#### [WORK TO DO]
Select the lines below containing the word "abslist".
--- START OF PROVIDED MATERIAL ---
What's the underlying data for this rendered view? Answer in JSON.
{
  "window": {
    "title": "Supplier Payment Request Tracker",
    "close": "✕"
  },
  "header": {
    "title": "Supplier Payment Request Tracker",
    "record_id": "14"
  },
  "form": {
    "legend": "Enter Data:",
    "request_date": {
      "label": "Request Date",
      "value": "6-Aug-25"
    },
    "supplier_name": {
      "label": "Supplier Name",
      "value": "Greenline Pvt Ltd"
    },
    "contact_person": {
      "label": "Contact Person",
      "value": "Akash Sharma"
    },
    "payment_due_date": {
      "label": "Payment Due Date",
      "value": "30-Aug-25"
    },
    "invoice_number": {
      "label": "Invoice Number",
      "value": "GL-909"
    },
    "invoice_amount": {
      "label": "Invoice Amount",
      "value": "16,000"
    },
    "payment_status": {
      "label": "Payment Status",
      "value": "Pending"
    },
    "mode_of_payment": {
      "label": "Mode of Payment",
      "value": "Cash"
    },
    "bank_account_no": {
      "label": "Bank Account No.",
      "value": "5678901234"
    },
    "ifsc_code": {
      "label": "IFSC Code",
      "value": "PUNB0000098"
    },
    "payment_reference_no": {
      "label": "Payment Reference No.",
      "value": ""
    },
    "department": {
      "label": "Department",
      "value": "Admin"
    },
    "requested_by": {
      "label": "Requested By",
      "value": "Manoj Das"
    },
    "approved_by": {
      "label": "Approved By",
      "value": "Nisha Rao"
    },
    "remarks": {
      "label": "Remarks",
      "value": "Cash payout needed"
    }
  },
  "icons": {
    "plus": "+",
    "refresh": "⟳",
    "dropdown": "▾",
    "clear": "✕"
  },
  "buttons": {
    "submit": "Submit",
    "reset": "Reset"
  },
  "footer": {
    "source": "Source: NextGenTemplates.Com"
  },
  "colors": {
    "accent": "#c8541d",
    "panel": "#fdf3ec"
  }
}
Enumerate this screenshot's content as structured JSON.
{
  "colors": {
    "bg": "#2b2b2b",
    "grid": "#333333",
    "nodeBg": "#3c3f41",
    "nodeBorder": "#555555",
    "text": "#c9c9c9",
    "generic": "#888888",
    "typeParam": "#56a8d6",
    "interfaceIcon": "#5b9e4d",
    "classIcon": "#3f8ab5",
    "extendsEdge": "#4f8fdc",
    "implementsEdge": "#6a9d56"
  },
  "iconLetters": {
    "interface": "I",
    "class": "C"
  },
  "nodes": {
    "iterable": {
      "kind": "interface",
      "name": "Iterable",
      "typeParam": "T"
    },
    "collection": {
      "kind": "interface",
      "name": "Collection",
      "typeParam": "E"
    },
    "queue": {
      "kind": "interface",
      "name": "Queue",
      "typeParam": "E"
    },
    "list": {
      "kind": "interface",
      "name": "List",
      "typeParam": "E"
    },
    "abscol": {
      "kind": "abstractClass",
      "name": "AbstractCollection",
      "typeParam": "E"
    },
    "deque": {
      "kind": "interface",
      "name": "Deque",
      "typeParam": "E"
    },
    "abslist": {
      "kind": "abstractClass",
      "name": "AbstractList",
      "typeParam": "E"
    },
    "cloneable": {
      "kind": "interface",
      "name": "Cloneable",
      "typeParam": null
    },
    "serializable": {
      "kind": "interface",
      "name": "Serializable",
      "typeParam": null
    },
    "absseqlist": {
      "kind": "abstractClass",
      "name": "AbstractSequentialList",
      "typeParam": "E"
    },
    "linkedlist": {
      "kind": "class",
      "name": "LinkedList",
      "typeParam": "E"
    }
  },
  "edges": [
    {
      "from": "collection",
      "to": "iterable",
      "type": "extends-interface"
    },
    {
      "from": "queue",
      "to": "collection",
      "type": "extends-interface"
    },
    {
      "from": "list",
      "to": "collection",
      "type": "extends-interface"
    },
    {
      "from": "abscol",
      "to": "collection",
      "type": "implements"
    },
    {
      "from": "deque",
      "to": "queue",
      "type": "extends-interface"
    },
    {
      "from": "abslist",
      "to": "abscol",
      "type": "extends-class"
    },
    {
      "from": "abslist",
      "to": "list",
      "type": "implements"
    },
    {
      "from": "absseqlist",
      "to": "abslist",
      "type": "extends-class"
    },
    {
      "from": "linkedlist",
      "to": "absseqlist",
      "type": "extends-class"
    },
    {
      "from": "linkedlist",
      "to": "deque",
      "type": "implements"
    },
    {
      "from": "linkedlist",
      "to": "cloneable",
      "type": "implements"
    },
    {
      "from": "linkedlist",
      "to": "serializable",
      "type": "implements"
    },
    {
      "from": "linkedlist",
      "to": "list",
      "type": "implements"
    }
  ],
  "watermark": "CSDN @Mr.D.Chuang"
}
--- END OF PROVIDED MATERIAL ---
--- START OF PROVIDED MATERIAL ---
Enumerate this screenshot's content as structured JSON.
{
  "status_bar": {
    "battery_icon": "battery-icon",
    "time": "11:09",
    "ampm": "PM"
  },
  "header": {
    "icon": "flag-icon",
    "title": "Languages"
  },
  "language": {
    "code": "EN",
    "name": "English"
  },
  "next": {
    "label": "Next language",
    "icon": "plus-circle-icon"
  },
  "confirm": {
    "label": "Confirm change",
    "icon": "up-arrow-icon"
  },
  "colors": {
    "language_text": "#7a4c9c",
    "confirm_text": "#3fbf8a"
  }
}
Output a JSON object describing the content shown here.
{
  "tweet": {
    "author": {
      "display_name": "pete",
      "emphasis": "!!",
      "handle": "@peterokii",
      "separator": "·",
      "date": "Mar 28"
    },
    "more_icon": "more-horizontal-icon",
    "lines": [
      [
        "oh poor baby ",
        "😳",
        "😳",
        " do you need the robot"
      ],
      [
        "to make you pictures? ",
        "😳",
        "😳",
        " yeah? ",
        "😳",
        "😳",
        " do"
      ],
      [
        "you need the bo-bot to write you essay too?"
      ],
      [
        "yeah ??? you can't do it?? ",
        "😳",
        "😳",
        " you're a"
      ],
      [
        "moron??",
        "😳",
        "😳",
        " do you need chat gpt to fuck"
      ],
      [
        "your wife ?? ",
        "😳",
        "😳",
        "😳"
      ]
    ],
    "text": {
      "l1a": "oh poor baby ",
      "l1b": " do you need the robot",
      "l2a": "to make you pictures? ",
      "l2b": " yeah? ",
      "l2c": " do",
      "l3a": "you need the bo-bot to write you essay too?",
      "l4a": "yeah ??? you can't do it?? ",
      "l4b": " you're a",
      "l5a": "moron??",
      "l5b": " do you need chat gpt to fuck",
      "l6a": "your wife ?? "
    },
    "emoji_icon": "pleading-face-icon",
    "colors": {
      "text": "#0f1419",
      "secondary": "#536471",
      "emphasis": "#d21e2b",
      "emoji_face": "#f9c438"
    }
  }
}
--- END OF PROVIDED MATERIAL ---
#### [EXPECTED ANSWER]
    "abslist": {
      "from": "abslist",
      "from": "abslist",
      "to": "abslist",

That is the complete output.